Records supplied »
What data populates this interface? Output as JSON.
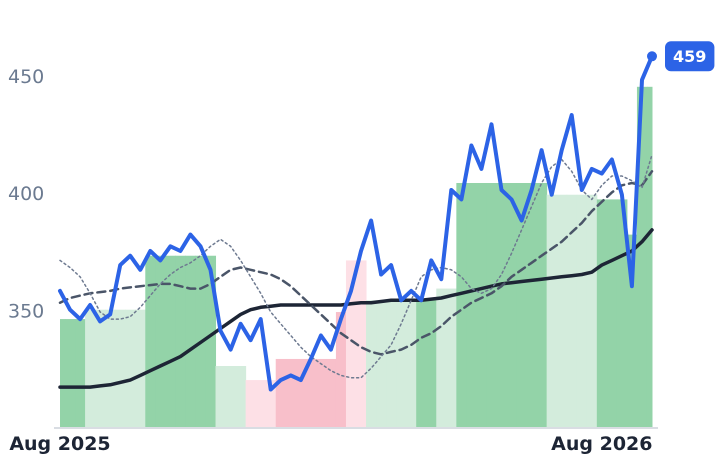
{
  "chart_data": {
    "type": "line",
    "categories": [
      "Aug 2025",
      null,
      null,
      null,
      null,
      null,
      null,
      null,
      null,
      null,
      null,
      null,
      null,
      null,
      null,
      null,
      null,
      null,
      null,
      null,
      null,
      null,
      null,
      null,
      null,
      null,
      null,
      null,
      null,
      null,
      null,
      null,
      null,
      null,
      null,
      null,
      null,
      null,
      null,
      null,
      null,
      null,
      null,
      null,
      null,
      null,
      null,
      null,
      null,
      null,
      null,
      null,
      null,
      null,
      "Aug 2026",
      null,
      null,
      null,
      null,
      null
    ],
    "ylim": [
      301,
      483
    ],
    "yticks": [
      350,
      400,
      450
    ],
    "bars": {
      "values": [
        347,
        347,
        347,
        351,
        351,
        351,
        351,
        351,
        351,
        374,
        374,
        374,
        374,
        374,
        374,
        374,
        327,
        327,
        327,
        321,
        321,
        321,
        330,
        330,
        330,
        330,
        330,
        330,
        350,
        372,
        372,
        355,
        355,
        355,
        355,
        355,
        355,
        355,
        360,
        360,
        405,
        405,
        405,
        405,
        405,
        405,
        405,
        405,
        405,
        400,
        400,
        400,
        400,
        400,
        398,
        398,
        398,
        383,
        446,
        446
      ],
      "colors": [
        "#93d3a8",
        "#93d3a8",
        "#93d3a8",
        "#d3ecdc",
        "#d3ecdc",
        "#d3ecdc",
        "#d3ecdc",
        "#d3ecdc",
        "#d3ecdc",
        "#93d3a8",
        "#93d3a8",
        "#93d3a8",
        "#93d3a8",
        "#93d3a8",
        "#93d3a8",
        "#93d3a8",
        "#d3ecdc",
        "#d3ecdc",
        "#d3ecdc",
        "#fde0e6",
        "#fde0e6",
        "#fde0e6",
        "#f8bfca",
        "#f8bfca",
        "#f8bfca",
        "#f8bfca",
        "#f8bfca",
        "#f8bfca",
        "#f8bfca",
        "#fde0e6",
        "#fde0e6",
        "#d3ecdc",
        "#d3ecdc",
        "#d3ecdc",
        "#d3ecdc",
        "#d3ecdc",
        "#93d3a8",
        "#93d3a8",
        "#d3ecdc",
        "#d3ecdc",
        "#93d3a8",
        "#93d3a8",
        "#93d3a8",
        "#93d3a8",
        "#93d3a8",
        "#93d3a8",
        "#93d3a8",
        "#93d3a8",
        "#93d3a8",
        "#d3ecdc",
        "#d3ecdc",
        "#d3ecdc",
        "#d3ecdc",
        "#d3ecdc",
        "#93d3a8",
        "#93d3a8",
        "#93d3a8",
        "#93d3a8",
        "#93d3a8",
        "#93d3a8"
      ]
    },
    "series": [
      {
        "color": "#1d2535",
        "width": 3.5,
        "dash": "none",
        "values": [
          318,
          318,
          318,
          318,
          318.5,
          319,
          320,
          321,
          323,
          325,
          327,
          329,
          331,
          334,
          337,
          340,
          343,
          346,
          349,
          351,
          352,
          352.5,
          353,
          353,
          353,
          353,
          353,
          353,
          353,
          353.5,
          354,
          354,
          354.5,
          355,
          355,
          355,
          355,
          355.5,
          356,
          357,
          358,
          359,
          360,
          361,
          362,
          362.5,
          363,
          363.5,
          364,
          364.5,
          365,
          365.5,
          366,
          367,
          370,
          372,
          374,
          376,
          380,
          385
        ]
      },
      {
        "color": "#4a5568",
        "width": 2.5,
        "dash": "8 5",
        "values": [
          354,
          356,
          357,
          358,
          358.5,
          359,
          360,
          360.5,
          361,
          361.5,
          362,
          362,
          361,
          360,
          360,
          362,
          365,
          368,
          369,
          368,
          367,
          366,
          364,
          361,
          357,
          353,
          349,
          345,
          341,
          338,
          335,
          333,
          332,
          333,
          334,
          336,
          339,
          341,
          344,
          348,
          351,
          354,
          356,
          358,
          361,
          365,
          368,
          371,
          374,
          377,
          380,
          384,
          388,
          393,
          397,
          401,
          404,
          405,
          404,
          410
        ]
      },
      {
        "color": "#6e7a90",
        "width": 1.5,
        "dash": "2 3",
        "values": [
          372,
          369,
          365,
          358,
          350,
          347,
          347,
          348,
          352,
          357,
          362,
          366,
          369,
          371,
          374,
          378,
          381,
          378,
          372,
          365,
          358,
          350,
          345,
          340,
          335,
          331,
          328,
          325,
          323,
          322,
          322,
          326,
          331,
          336,
          345,
          355,
          365,
          368,
          369,
          368,
          365,
          360,
          358,
          360,
          366,
          375,
          385,
          395,
          405,
          412,
          415,
          410,
          402,
          398,
          404,
          408,
          408,
          406,
          403,
          417
        ]
      },
      {
        "color": "#2c63e6",
        "width": 4,
        "dash": "none",
        "last_badge": true,
        "values": [
          359,
          351,
          347,
          353,
          346,
          349,
          370,
          374,
          368,
          376,
          372,
          378,
          376,
          383,
          378,
          368,
          342,
          334,
          345,
          338,
          347,
          317,
          321,
          323,
          321,
          330,
          340,
          334,
          347,
          359,
          376,
          389,
          366,
          370,
          355,
          359,
          355,
          372,
          364,
          402,
          398,
          421,
          411,
          430,
          402,
          398,
          389,
          402,
          419,
          400,
          419,
          434,
          402,
          411,
          409,
          415,
          400,
          361,
          449,
          459
        ]
      }
    ]
  }
}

Exercise goal » Copy the listing in full and without alteration, omitting every picture.

The solution »
What data populates this interface? Output as JSON.
{
  "chart_data": {
    "type": "line",
    "categories": [
      "Aug 2025",
      null,
      null,
      null,
      null,
      null,
      null,
      null,
      null,
      null,
      null,
      null,
      null,
      null,
      null,
      null,
      null,
      null,
      null,
      null,
      null,
      null,
      null,
      null,
      null,
      null,
      null,
      null,
      null,
      null,
      null,
      null,
      null,
      null,
      null,
      null,
      null,
      null,
      null,
      null,
      null,
      null,
      null,
      null,
      null,
      null,
      null,
      null,
      null,
      null,
      null,
      null,
      null,
      null,
      "Aug 2026",
      null,
      null,
      null,
      null,
      null
    ],
    "ylim": [
      301,
      483
    ],
    "yticks": [
      350,
      400,
      450
    ],
    "bars": {
      "values": [
        347,
        347,
        347,
        351,
        351,
        351,
        351,
        351,
        351,
        374,
        374,
        374,
        374,
        374,
        374,
        374,
        327,
        327,
        327,
        321,
        321,
        321,
        330,
        330,
        330,
        330,
        330,
        330,
        350,
        372,
        372,
        355,
        355,
        355,
        355,
        355,
        355,
        355,
        360,
        360,
        405,
        405,
        405,
        405,
        405,
        405,
        405,
        405,
        405,
        400,
        400,
        400,
        400,
        400,
        398,
        398,
        398,
        383,
        446,
        446
      ],
      "colors": [
        "#93d3a8",
        "#93d3a8",
        "#93d3a8",
        "#d3ecdc",
        "#d3ecdc",
        "#d3ecdc",
        "#d3ecdc",
        "#d3ecdc",
        "#d3ecdc",
        "#93d3a8",
        "#93d3a8",
        "#93d3a8",
        "#93d3a8",
        "#93d3a8",
        "#93d3a8",
        "#93d3a8",
        "#d3ecdc",
        "#d3ecdc",
        "#d3ecdc",
        "#fde0e6",
        "#fde0e6",
        "#fde0e6",
        "#f8bfca",
        "#f8bfca",
        "#f8bfca",
        "#f8bfca",
        "#f8bfca",
        "#f8bfca",
        "#f8bfca",
        "#fde0e6",
        "#fde0e6",
        "#d3ecdc",
        "#d3ecdc",
        "#d3ecdc",
        "#d3ecdc",
        "#d3ecdc",
        "#93d3a8",
        "#93d3a8",
        "#d3ecdc",
        "#d3ecdc",
        "#93d3a8",
        "#93d3a8",
        "#93d3a8",
        "#93d3a8",
        "#93d3a8",
        "#93d3a8",
        "#93d3a8",
        "#93d3a8",
        "#93d3a8",
        "#d3ecdc",
        "#d3ecdc",
        "#d3ecdc",
        "#d3ecdc",
        "#d3ecdc",
        "#93d3a8",
        "#93d3a8",
        "#93d3a8",
        "#93d3a8",
        "#93d3a8",
        "#93d3a8"
      ]
    },
    "series": [
      {
        "color": "#1d2535",
        "width": 3.5,
        "dash": "none",
        "values": [
          318,
          318,
          318,
          318,
          318.5,
          319,
          320,
          321,
          323,
          325,
          327,
          329,
          331,
          334,
          337,
          340,
          343,
          346,
          349,
          351,
          352,
          352.5,
          353,
          353,
          353,
          353,
          353,
          353,
          353,
          353.5,
          354,
          354,
          354.5,
          355,
          355,
          355,
          355,
          355.5,
          356,
          357,
          358,
          359,
          360,
          361,
          362,
          362.5,
          363,
          363.5,
          364,
          364.5,
          365,
          365.5,
          366,
          367,
          370,
          372,
          374,
          376,
          380,
          385
        ]
      },
      {
        "color": "#4a5568",
        "width": 2.5,
        "dash": "8 5",
        "values": [
          354,
          356,
          357,
          358,
          358.5,
          359,
          360,
          360.5,
          361,
          361.5,
          362,
          362,
          361,
          360,
          360,
          362,
          365,
          368,
          369,
          368,
          367,
          366,
          364,
          361,
          357,
          353,
          349,
          345,
          341,
          338,
          335,
          333,
          332,
          333,
          334,
          336,
          339,
          341,
          344,
          348,
          351,
          354,
          356,
          358,
          361,
          365,
          368,
          371,
          374,
          377,
          380,
          384,
          388,
          393,
          397,
          401,
          404,
          405,
          404,
          410
        ]
      },
      {
        "color": "#6e7a90",
        "width": 1.5,
        "dash": "2 3",
        "values": [
          372,
          369,
          365,
          358,
          350,
          347,
          347,
          348,
          352,
          357,
          362,
          366,
          369,
          371,
          374,
          378,
          381,
          378,
          372,
          365,
          358,
          350,
          345,
          340,
          335,
          331,
          328,
          325,
          323,
          322,
          322,
          326,
          331,
          336,
          345,
          355,
          365,
          368,
          369,
          368,
          365,
          360,
          358,
          360,
          366,
          375,
          385,
          395,
          405,
          412,
          415,
          410,
          402,
          398,
          404,
          408,
          408,
          406,
          403,
          417
        ]
      },
      {
        "color": "#2c63e6",
        "width": 4,
        "dash": "none",
        "last_badge": true,
        "values": [
          359,
          351,
          347,
          353,
          346,
          349,
          370,
          374,
          368,
          376,
          372,
          378,
          376,
          383,
          378,
          368,
          342,
          334,
          345,
          338,
          347,
          317,
          321,
          323,
          321,
          330,
          340,
          334,
          347,
          359,
          376,
          389,
          366,
          370,
          355,
          359,
          355,
          372,
          364,
          402,
          398,
          421,
          411,
          430,
          402,
          398,
          389,
          402,
          419,
          400,
          419,
          434,
          402,
          411,
          409,
          415,
          400,
          361,
          449,
          459
        ]
      }
    ]
  }
}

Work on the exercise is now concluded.